:: Problem to solve ::
Find the lines holding the word "signed" and collect them.

Stored data entries:
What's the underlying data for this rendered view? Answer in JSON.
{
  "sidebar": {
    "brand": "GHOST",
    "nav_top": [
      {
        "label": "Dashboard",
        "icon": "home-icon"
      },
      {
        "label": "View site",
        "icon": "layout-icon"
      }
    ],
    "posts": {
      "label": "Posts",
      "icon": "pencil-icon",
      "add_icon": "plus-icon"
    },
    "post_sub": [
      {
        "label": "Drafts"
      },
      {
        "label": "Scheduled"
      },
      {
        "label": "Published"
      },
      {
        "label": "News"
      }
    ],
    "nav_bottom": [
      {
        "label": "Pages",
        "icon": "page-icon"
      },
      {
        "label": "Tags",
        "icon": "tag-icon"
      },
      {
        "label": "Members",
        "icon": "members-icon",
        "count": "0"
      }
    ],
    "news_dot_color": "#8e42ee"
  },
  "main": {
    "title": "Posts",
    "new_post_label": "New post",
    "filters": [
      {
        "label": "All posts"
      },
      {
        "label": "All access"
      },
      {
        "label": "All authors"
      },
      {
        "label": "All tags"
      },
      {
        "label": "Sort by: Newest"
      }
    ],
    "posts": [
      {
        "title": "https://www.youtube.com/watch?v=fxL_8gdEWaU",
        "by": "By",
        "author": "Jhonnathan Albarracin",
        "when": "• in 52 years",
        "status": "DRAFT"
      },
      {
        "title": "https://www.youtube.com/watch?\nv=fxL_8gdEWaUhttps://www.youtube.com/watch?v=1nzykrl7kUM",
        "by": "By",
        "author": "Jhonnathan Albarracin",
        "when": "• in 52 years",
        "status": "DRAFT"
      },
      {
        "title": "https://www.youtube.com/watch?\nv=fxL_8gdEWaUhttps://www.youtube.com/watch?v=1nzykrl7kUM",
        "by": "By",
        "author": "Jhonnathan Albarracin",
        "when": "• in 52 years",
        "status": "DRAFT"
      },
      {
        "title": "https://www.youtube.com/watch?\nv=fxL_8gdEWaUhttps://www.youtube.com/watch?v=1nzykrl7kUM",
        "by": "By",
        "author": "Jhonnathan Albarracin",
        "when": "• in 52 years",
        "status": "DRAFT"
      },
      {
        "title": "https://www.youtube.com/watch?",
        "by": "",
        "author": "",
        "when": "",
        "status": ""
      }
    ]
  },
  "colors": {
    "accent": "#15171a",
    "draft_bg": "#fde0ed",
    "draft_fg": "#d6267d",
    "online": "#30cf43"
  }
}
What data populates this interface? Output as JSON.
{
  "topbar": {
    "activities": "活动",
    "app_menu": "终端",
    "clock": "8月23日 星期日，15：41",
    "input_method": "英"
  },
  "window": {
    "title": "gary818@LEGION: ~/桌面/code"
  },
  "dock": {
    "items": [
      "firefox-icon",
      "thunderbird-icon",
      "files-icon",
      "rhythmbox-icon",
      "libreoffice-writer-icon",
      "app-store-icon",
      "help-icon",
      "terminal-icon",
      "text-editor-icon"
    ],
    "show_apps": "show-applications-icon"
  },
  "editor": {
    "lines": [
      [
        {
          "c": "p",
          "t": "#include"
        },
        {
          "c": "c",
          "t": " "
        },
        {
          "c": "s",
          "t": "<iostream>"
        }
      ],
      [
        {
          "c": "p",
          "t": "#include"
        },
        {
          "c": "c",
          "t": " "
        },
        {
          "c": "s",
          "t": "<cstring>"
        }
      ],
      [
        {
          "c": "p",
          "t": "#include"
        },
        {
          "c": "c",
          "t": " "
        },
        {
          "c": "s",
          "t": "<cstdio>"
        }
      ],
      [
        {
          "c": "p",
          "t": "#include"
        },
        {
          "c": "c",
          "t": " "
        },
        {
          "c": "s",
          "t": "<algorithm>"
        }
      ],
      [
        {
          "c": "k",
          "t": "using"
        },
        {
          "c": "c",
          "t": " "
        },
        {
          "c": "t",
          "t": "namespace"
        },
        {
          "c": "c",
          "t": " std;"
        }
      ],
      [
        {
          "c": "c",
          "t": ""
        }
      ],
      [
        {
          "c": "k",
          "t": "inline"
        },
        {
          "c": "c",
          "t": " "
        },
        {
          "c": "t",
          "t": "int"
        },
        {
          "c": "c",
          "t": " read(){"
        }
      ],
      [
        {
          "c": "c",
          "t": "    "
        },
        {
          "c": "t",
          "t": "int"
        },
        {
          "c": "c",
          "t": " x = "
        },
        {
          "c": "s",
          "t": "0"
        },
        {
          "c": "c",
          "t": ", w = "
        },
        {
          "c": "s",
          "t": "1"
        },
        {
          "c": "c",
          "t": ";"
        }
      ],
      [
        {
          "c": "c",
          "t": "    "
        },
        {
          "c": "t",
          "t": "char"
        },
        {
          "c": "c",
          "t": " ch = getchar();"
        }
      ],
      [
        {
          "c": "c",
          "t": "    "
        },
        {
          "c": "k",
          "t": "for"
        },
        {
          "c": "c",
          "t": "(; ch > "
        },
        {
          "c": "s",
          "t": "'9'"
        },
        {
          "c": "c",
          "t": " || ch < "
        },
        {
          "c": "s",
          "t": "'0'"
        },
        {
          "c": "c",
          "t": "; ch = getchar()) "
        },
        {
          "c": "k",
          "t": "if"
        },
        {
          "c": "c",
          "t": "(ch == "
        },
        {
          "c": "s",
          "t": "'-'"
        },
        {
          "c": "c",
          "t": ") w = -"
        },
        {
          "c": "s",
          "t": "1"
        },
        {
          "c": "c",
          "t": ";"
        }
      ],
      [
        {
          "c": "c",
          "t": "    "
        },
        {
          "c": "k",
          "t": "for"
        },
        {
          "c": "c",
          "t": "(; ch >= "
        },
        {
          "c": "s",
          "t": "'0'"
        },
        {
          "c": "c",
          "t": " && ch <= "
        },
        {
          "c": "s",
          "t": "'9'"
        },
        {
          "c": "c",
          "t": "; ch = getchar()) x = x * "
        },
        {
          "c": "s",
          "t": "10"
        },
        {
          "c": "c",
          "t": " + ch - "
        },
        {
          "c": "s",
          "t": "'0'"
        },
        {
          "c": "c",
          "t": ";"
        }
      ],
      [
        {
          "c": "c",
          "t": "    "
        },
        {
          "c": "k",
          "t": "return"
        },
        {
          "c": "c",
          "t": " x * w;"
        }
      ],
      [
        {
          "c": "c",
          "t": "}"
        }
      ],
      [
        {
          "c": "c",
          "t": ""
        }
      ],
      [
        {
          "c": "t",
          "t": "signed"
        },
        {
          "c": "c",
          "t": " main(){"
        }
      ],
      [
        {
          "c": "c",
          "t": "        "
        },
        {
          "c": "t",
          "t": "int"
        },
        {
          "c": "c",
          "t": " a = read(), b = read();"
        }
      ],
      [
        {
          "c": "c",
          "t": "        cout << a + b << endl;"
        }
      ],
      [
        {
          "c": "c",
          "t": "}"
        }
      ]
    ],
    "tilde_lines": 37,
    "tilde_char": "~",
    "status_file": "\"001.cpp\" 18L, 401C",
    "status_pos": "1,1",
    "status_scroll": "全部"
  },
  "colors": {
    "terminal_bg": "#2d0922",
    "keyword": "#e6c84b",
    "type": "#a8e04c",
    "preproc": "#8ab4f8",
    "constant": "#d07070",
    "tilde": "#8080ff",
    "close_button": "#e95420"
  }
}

* * *

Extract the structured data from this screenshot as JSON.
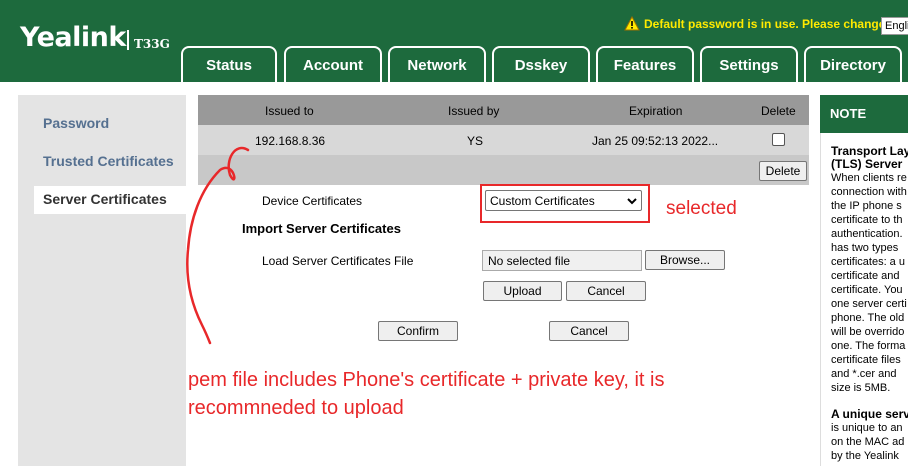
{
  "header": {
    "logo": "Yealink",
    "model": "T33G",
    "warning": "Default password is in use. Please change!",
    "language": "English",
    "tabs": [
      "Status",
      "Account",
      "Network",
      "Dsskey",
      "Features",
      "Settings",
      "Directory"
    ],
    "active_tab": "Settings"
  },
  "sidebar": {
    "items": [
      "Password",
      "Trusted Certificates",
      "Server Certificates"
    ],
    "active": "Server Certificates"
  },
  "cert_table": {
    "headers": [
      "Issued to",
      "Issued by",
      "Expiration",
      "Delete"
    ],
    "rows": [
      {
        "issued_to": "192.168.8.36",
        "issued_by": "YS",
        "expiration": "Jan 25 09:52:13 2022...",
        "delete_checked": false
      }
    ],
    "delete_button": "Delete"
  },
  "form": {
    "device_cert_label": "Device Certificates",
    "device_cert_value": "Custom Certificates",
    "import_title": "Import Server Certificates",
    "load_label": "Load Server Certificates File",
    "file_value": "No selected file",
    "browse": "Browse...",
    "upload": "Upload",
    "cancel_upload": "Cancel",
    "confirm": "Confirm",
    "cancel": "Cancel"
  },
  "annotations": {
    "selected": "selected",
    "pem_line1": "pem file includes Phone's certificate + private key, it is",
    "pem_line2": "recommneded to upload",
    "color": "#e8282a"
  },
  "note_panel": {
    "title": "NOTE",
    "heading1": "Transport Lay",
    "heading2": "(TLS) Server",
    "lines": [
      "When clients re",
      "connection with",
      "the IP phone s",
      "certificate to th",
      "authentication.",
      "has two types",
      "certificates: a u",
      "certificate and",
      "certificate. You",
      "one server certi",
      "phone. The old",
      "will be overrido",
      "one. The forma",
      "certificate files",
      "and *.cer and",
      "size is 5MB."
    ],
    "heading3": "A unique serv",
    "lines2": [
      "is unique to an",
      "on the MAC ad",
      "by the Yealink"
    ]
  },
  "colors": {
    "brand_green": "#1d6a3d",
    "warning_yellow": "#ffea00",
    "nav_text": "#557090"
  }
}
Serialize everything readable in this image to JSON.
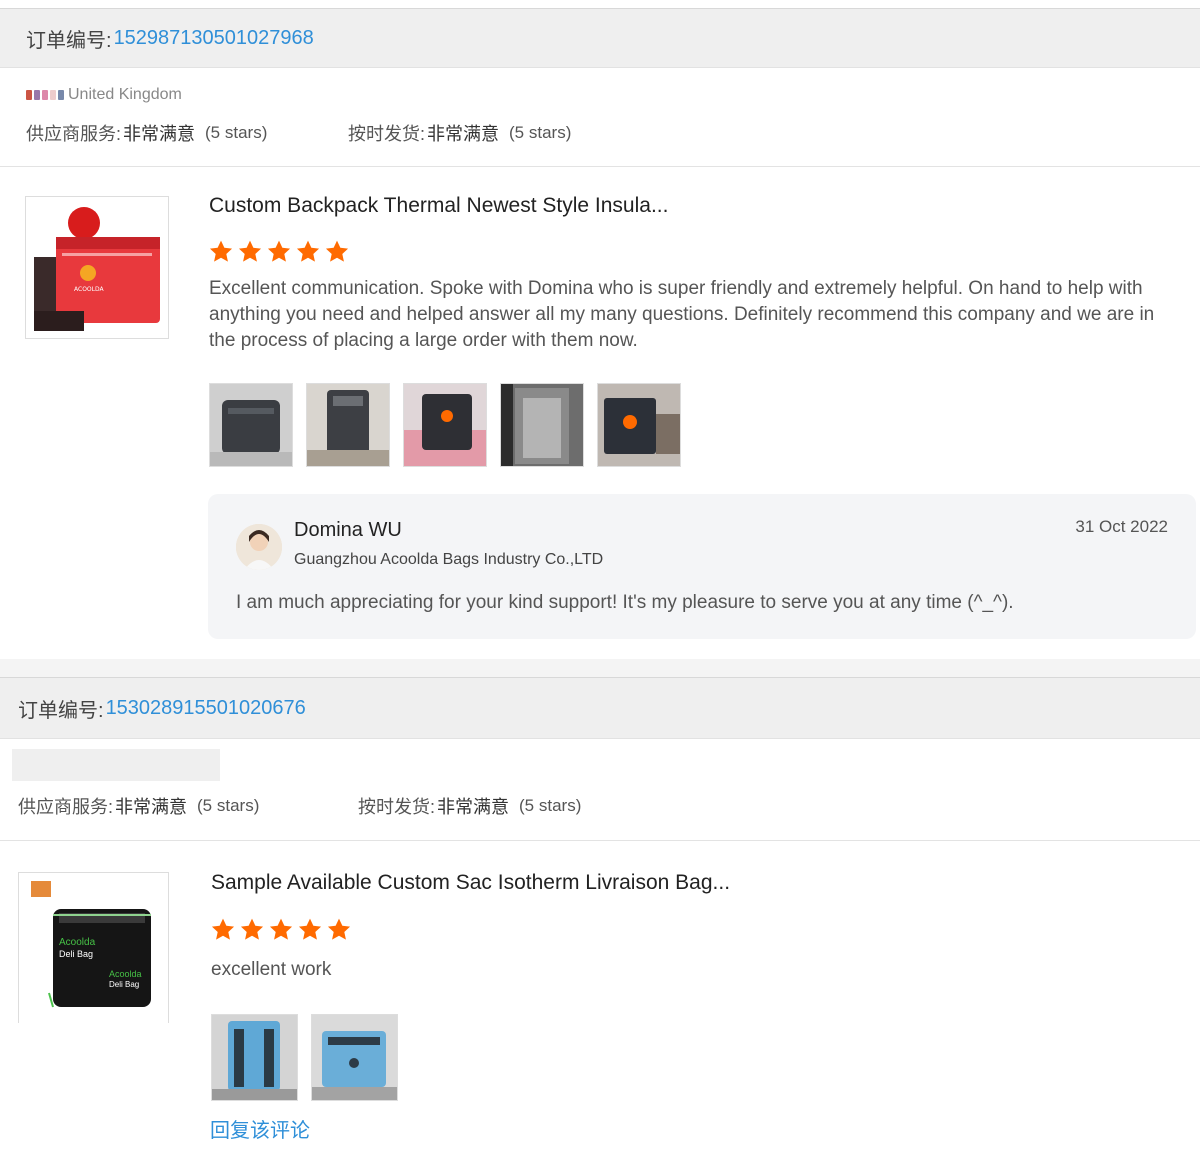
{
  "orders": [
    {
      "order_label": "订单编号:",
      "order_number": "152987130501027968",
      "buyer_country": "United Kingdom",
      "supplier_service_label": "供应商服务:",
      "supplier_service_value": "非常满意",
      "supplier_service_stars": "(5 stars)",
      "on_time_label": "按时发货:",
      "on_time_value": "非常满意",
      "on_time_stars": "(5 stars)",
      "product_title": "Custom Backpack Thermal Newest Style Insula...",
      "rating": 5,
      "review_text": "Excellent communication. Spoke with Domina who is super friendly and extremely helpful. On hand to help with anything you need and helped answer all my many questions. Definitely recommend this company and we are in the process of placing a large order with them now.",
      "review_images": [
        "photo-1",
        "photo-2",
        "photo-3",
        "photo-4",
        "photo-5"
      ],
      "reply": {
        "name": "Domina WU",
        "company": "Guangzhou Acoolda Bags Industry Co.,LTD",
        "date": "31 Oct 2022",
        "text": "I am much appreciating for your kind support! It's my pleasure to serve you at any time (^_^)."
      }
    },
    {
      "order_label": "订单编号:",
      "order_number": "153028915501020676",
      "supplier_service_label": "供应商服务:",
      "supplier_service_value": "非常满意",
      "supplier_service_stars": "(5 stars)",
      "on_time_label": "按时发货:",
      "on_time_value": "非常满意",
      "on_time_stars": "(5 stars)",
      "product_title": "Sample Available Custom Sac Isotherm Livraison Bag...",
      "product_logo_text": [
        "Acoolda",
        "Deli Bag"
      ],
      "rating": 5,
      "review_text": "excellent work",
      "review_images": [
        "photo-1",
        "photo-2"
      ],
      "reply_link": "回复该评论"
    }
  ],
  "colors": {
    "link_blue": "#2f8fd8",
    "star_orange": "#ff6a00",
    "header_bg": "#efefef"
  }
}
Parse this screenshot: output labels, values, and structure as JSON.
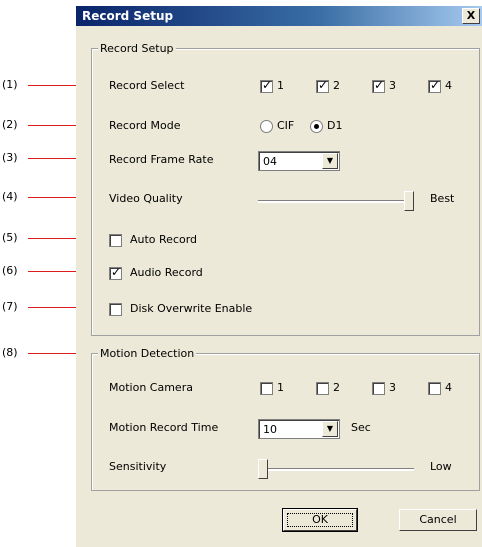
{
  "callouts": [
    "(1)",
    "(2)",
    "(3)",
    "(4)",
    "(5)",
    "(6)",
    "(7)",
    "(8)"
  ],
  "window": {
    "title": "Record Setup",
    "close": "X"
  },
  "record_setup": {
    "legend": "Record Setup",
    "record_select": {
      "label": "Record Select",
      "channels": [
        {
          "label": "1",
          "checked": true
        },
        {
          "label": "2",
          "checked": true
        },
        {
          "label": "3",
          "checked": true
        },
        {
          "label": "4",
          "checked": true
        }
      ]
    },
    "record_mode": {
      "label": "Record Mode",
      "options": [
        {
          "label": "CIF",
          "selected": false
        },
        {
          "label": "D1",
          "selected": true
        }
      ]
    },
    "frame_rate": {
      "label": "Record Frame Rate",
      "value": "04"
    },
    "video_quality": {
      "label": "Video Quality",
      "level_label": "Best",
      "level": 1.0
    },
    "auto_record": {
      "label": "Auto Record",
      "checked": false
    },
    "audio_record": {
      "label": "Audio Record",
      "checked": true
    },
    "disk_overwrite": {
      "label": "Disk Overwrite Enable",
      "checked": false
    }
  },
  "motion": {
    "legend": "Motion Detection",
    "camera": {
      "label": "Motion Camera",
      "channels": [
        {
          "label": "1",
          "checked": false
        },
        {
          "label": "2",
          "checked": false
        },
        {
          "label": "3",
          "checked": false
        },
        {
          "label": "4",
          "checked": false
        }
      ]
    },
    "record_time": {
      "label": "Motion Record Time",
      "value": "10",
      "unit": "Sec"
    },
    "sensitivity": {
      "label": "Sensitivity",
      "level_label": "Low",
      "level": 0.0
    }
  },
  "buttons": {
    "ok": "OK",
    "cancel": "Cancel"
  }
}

==

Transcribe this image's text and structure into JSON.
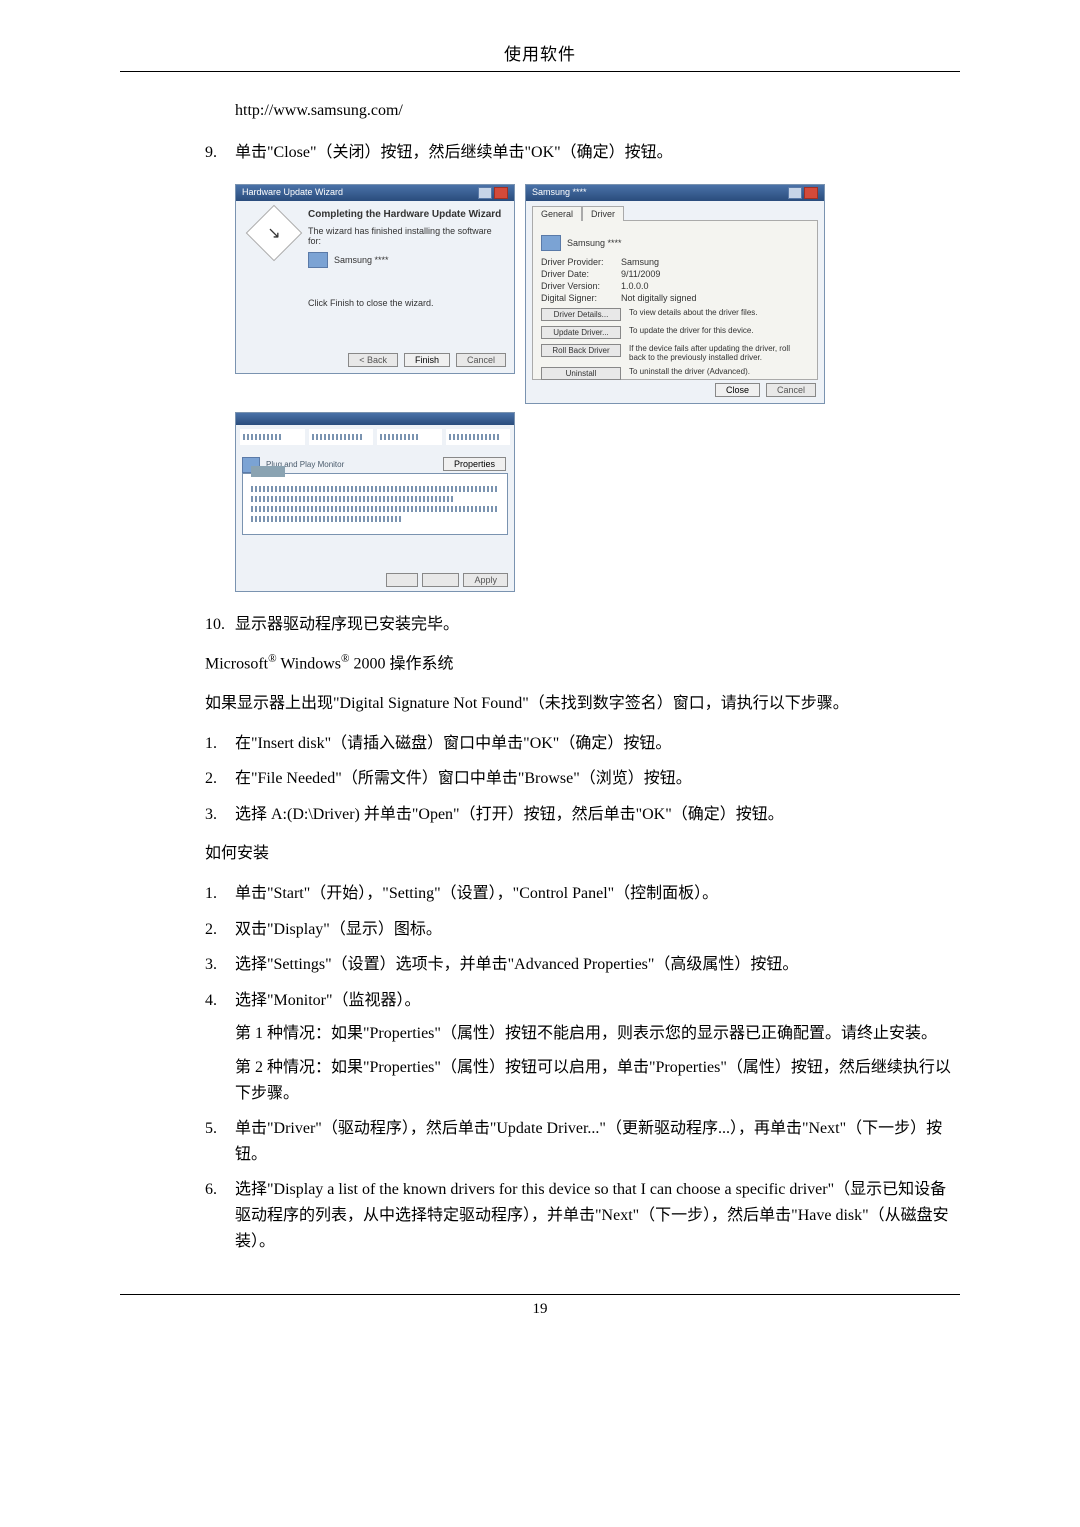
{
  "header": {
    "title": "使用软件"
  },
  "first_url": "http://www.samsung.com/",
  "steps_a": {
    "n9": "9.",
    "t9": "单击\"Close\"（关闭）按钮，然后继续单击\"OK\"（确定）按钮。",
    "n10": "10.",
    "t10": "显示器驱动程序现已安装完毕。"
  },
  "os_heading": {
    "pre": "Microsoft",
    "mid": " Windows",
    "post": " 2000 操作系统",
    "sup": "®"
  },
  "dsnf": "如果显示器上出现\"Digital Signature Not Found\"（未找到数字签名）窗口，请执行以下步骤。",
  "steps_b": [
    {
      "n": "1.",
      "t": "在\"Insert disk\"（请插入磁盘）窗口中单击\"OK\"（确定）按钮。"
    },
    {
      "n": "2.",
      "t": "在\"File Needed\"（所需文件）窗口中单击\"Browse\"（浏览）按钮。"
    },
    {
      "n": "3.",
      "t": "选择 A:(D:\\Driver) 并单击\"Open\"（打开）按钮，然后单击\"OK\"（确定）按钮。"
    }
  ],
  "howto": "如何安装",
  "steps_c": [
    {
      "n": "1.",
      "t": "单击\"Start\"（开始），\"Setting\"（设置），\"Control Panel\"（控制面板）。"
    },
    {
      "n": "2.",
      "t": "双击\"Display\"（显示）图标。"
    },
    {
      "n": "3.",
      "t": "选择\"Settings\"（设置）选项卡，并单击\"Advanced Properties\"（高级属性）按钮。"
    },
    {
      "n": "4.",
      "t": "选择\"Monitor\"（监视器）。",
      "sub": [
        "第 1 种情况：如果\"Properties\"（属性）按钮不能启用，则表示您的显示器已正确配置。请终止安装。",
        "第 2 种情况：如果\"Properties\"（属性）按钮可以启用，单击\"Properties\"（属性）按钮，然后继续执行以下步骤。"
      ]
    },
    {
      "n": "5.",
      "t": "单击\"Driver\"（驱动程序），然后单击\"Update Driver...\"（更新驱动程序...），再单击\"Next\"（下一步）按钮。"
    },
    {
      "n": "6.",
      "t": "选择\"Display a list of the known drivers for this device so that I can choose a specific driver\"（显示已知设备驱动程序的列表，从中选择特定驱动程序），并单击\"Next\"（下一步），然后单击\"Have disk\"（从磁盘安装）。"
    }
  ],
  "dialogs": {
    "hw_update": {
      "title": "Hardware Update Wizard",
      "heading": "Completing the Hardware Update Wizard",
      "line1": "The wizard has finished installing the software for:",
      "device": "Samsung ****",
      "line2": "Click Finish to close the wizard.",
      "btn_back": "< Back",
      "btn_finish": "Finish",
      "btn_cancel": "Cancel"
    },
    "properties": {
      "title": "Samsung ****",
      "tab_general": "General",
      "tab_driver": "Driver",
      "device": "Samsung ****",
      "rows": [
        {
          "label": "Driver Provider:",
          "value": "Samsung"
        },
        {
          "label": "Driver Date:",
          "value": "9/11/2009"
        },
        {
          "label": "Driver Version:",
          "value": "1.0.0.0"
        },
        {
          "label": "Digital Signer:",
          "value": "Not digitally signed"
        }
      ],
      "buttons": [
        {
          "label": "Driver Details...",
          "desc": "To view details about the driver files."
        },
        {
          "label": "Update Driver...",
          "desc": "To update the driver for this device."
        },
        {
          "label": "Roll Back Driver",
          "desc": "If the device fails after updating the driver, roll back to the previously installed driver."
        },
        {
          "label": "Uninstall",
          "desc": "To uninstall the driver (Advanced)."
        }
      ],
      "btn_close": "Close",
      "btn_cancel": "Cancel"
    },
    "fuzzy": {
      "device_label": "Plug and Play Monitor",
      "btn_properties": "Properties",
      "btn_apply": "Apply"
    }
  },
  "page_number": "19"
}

:: Full response ::
          "t": "signed"
          "value": "Not digitally signed"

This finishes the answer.